Stored records
◆ ◆ ◆ ◆

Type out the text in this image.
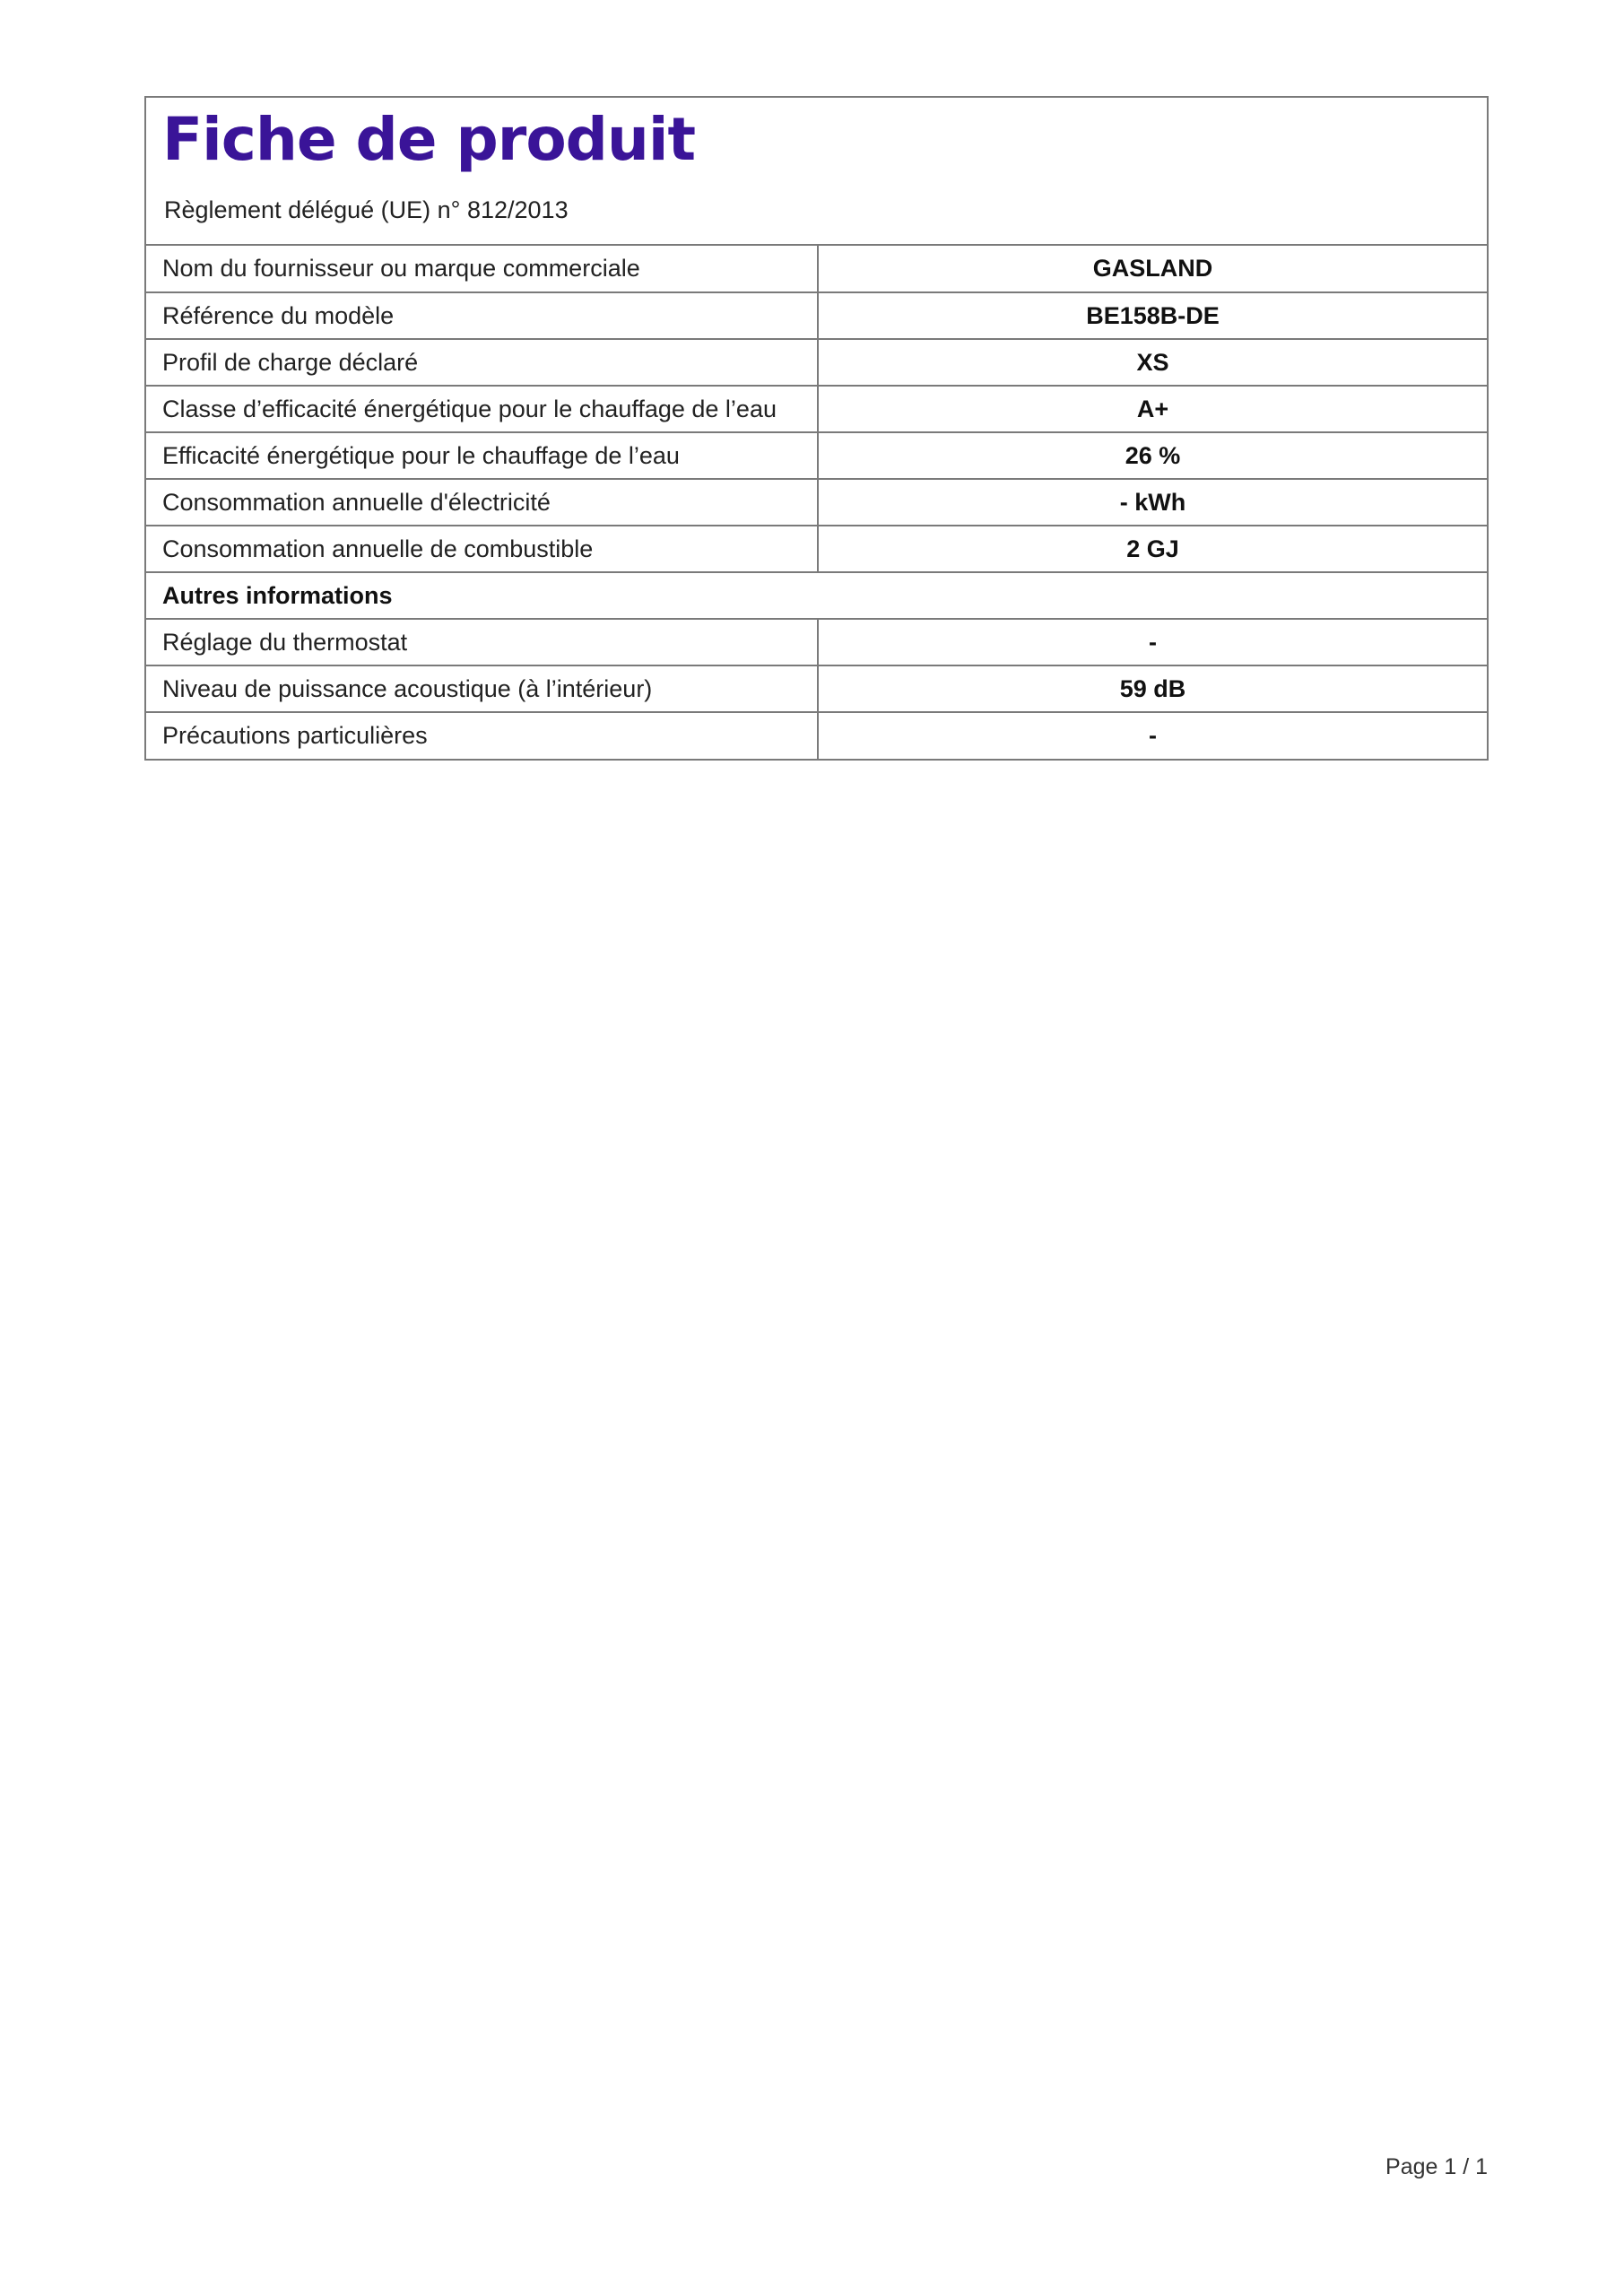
Fiche de produit

Règlement délégué (UE) n° 812/2013

Nom du fournisseur ou marque commerciale	GASLAND
Référence du modèle	BE158B-DE
Profil de charge déclaré	XS
Classe d’efficacité énergétique pour le chauffage de l’eau	A+
Efficacité énergétique pour le chauffage de l’eau	26 %
Consommation annuelle d'électricité	- kWh
Consommation annuelle de combustible	2 GJ
Autres informations	
Réglage du thermostat	-
Niveau de puissance acoustique (à l’intérieur)	59 dB
Précautions particulières	-
Page 1 / 1
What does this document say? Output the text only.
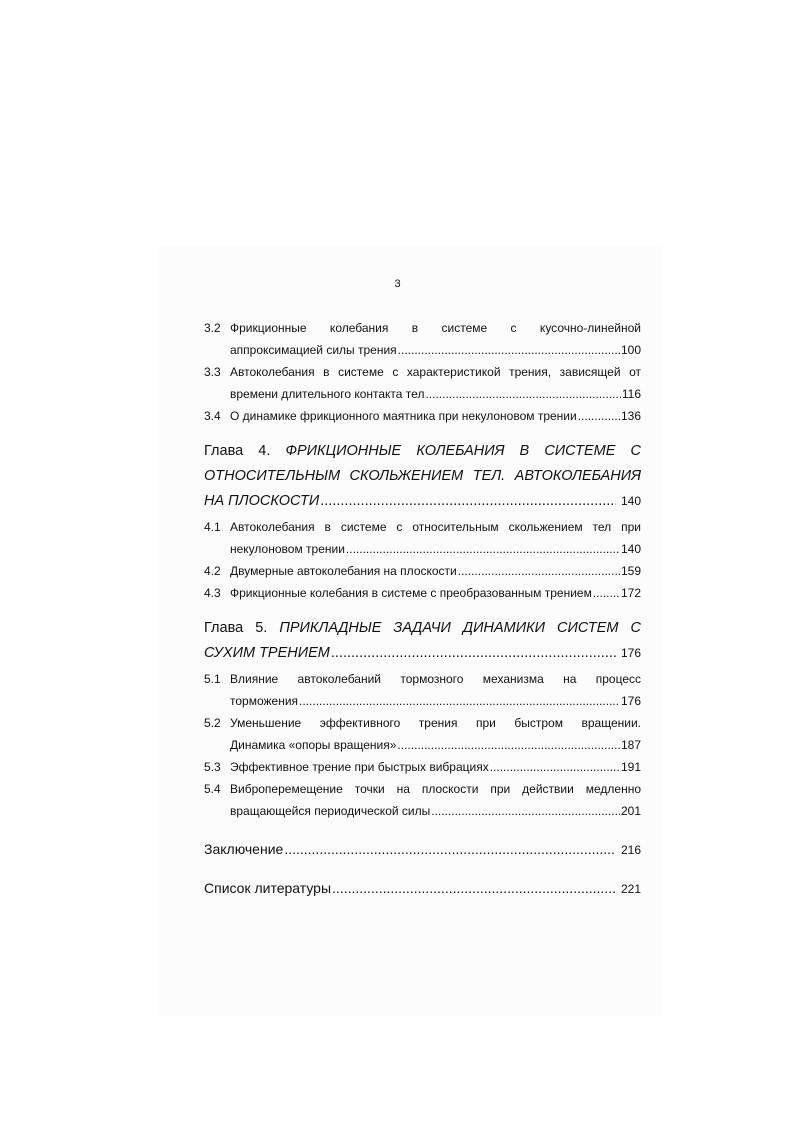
3
3.2 Фрикционные колебания в системе с кусочно-линейной
аппроксимацией силы трения .....	100
3.3 Автоколебания в системе с характеристикой трения, зависящей от
времени длительного контакта тел .....	116
3.4 О динамике фрикционного маятника при некулоновом трении .....	136
Глава 4. ФРИКЦИОННЫЕ КОЛЕБАНИЯ В СИСТЕМЕ С
ОТНОСИТЕЛЬНЫМ СКОЛЬЖЕНИЕМ ТЕЛ. АВТОКОЛЕБАНИЯ
НА ПЛОСКОСТИ .....	140
4.1 Автоколебания в системе с относительным скольжением тел при
некулоновом трении .....	140
4.2 Двумерные автоколебания на плоскости .....	159
4.3 Фрикционные колебания в системе с преобразованным трением ..... 172
Глава 5. ПРИКЛАДНЫЕ ЗАДАЧИ ДИНАМИКИ СИСТЕМ С
СУХИМ ТРЕНИЕМ .....	176
5.1 Влияние автоколебаний тормозного механизма на процесс
торможения .....	176
5.2 Уменьшение эффективного трения при быстром вращении.
Динамика «опоры вращения» .....	187
5.3 Эффективное трение при быстрых вибрациях .....	191
5.4 Виброперемещение точки на плоскости при действии медленно
вращающейся периодической силы .....	201
Заключение .....	216
Список литературы .....	221
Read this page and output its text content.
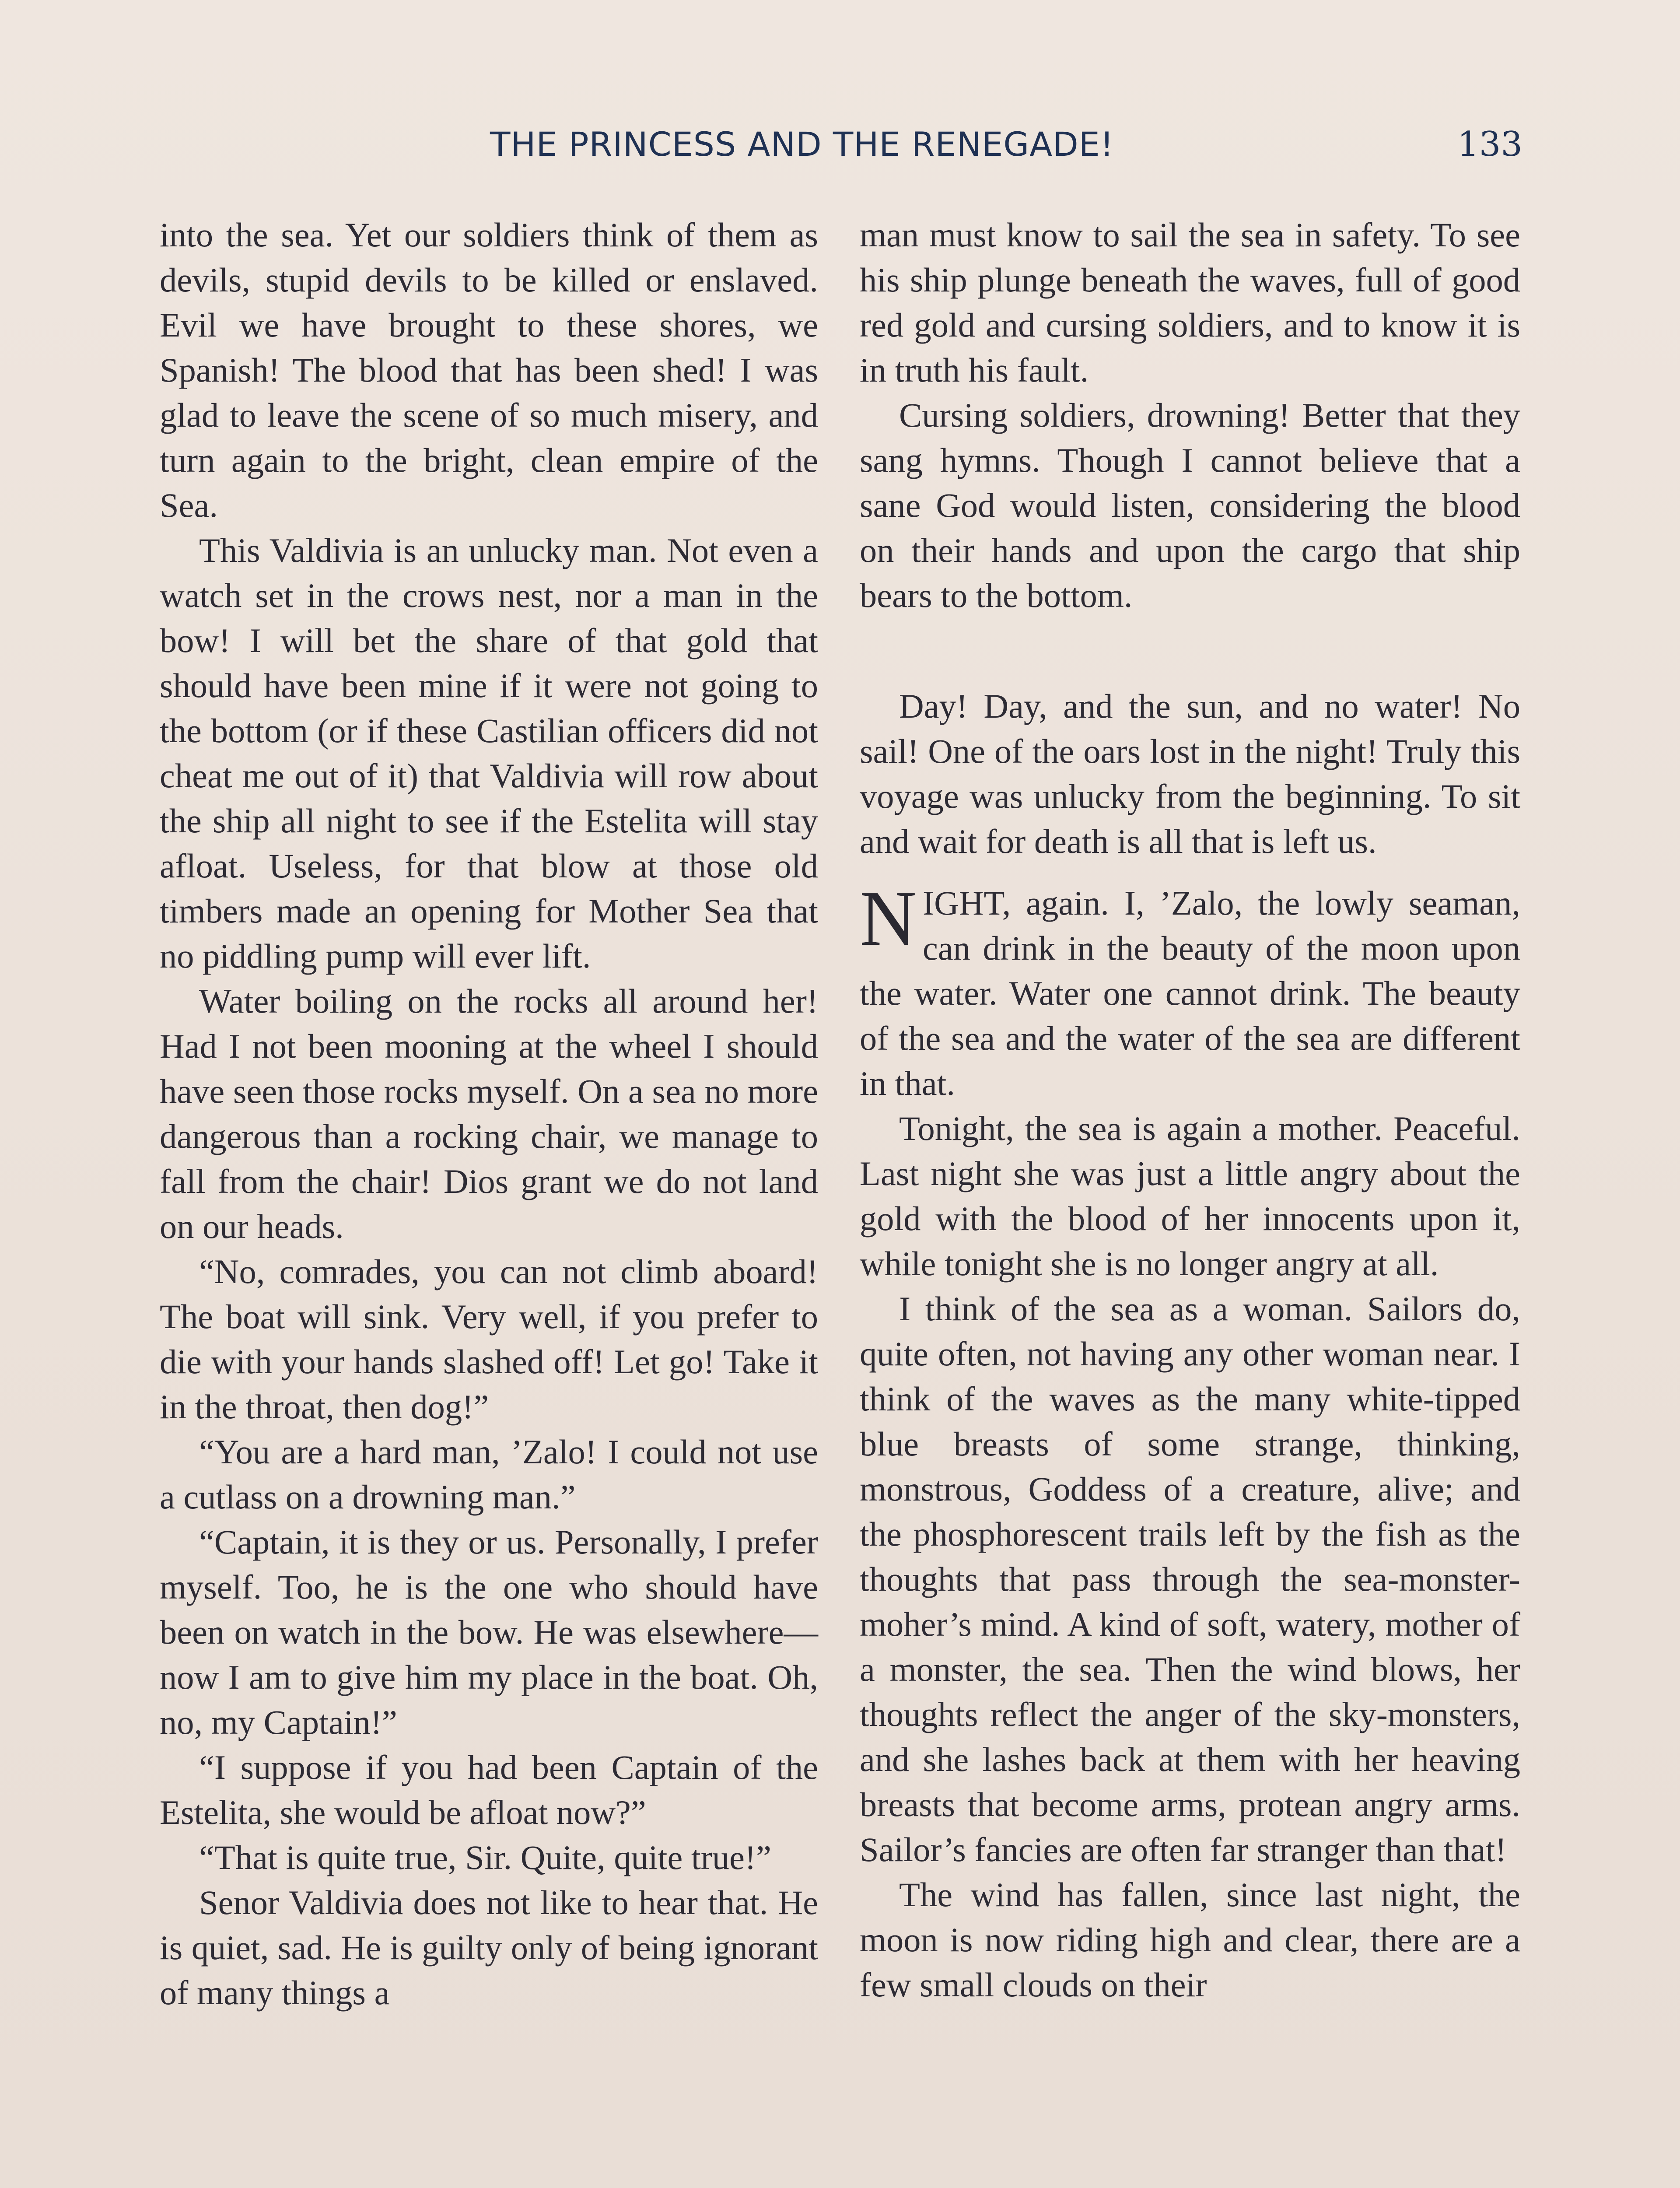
THE PRINCESS AND THE RENEGADE!	133

into the sea. Yet our soldiers think of them as devils, stupid devils to be killed or enslaved. Evil we have brought to these shores, we Spanish! The blood that has been shed! I was glad to leave the scene of so much misery, and turn again to the bright, clean empire of the Sea.

This Valdivia is an unlucky man. Not even a watch set in the crows nest, nor a man in the bow! I will bet the share of that gold that should have been mine if it were not going to the bottom (or if these Castilian officers did not cheat me out of it) that Valdivia will row about the ship all night to see if the Estelita will stay afloat. Useless, for that blow at those old timbers made an opening for Mother Sea that no piddling pump will ever lift.

Water boiling on the rocks all around her! Had I not been mooning at the wheel I should have seen those rocks myself. On a sea no more dangerous than a rocking chair, we manage to fall from the chair! Dios grant we do not land on our heads.

“No, comrades, you can not climb aboard! The boat will sink. Very well, if you prefer to die with your hands slashed off! Let go! Take it in the throat, then dog!”

“You are a hard man, ’Zalo! I could not use a cutlass on a drowning man.”

“Captain, it is they or us. Personally, I prefer myself. Too, he is the one who should have been on watch in the bow. He was elsewhere—now I am to give him my place in the boat. Oh, no, my Captain!”

“I suppose if you had been Captain of the Estelita, she would be afloat now?”

“That is quite true, Sir. Quite, quite true!”

Senor Valdivia does not like to hear that. He is quiet, sad. He is guilty only of being ignorant of many things a

man must know to sail the sea in safety. To see his ship plunge beneath the waves, full of good red gold and cursing soldiers, and to know it is in truth his fault.

Cursing soldiers, drowning! Better that they sang hymns. Though I cannot believe that a sane God would listen, considering the blood on their hands and upon the cargo that ship bears to the bottom.

Day! Day, and the sun, and no water! No sail! One of the oars lost in the night! Truly this voyage was unlucky from the beginning. To sit and wait for death is all that is left us.

NIGHT, again. I, ’Zalo, the lowly seaman, can drink in the beauty of the moon upon the water. Water one cannot drink. The beauty of the sea and the water of the sea are different in that.

Tonight, the sea is again a mother. Peaceful. Last night she was just a little angry about the gold with the blood of her innocents upon it, while tonight she is no longer angry at all.

I think of the sea as a woman. Sailors do, quite often, not having any other woman near. I think of the waves as the many white-tipped blue breasts of some strange, thinking, monstrous, Goddess of a creature, alive; and the phosphorescent trails left by the fish as the thoughts that pass through the sea-monster-moher’s mind. A kind of soft, watery, mother of a monster, the sea. Then the wind blows, her thoughts reflect the anger of the sky-monsters, and she lashes back at them with her heaving breasts that become arms, protean angry arms. Sailor’s fancies are often far stranger than that!

The wind has fallen, since last night, the moon is now riding high and clear, there are a few small clouds on their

◆ ◆ ◆ ◆

Set problem:
Where a line in the entries holds the word "ship", copy that line.

Answer to the exercise:
This Valdivia is an unlucky man. Not even a watch set in the crows nest, nor a man in the bow! I will bet the share of that gold that should have been mine if it were not going to the bottom (or if these Castilian officers did not cheat me out of it) that Valdivia will row about the ship all night to see if the Estelita will stay afloat. Useless, for that blow at those old timbers made an opening for Mother Sea that no piddling pump will ever lift.
man must know to sail the sea in safety. To see his ship plunge beneath the waves, full of good red gold and cursing soldiers, and to know it is in truth his fault.
Cursing soldiers, drowning! Better that they sang hymns. Though I cannot believe that a sane God would listen, considering the blood on their hands and upon the cargo that ship bears to the bottom.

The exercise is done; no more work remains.